Stored items from a collection:
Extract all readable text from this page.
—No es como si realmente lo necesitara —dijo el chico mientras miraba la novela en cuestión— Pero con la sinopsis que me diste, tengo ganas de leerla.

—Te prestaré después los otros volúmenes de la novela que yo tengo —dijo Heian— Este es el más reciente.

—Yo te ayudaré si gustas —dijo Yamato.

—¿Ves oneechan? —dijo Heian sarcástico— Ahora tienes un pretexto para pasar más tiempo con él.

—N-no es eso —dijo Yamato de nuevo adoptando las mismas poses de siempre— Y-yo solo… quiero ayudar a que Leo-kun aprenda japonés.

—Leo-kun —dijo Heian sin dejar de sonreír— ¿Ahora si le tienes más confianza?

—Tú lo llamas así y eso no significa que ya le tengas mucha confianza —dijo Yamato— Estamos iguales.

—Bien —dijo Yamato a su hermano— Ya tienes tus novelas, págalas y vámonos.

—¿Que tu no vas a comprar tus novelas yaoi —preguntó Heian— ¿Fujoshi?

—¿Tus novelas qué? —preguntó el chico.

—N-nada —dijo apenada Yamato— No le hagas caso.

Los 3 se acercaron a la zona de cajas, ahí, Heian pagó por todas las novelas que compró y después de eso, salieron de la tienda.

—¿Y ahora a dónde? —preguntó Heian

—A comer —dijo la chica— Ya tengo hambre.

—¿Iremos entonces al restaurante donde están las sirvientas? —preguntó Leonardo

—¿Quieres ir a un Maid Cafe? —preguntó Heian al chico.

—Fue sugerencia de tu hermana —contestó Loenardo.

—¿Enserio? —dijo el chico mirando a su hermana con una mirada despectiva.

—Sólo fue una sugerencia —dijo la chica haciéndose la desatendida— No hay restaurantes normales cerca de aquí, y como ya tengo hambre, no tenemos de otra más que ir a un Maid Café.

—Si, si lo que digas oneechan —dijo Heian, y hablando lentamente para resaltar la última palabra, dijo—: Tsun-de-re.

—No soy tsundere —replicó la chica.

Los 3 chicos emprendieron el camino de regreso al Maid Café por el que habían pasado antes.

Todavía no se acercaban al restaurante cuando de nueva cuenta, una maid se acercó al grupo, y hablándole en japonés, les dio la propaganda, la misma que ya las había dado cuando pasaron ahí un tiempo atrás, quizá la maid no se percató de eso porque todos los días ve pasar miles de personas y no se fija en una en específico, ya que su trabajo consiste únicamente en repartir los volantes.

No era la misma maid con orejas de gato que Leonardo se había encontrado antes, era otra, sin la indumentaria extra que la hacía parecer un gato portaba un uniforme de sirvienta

*Stated exercise*.
Tally how many lines of the records hold the word "tiempo". Answer with the number only.

*The completed task*.
2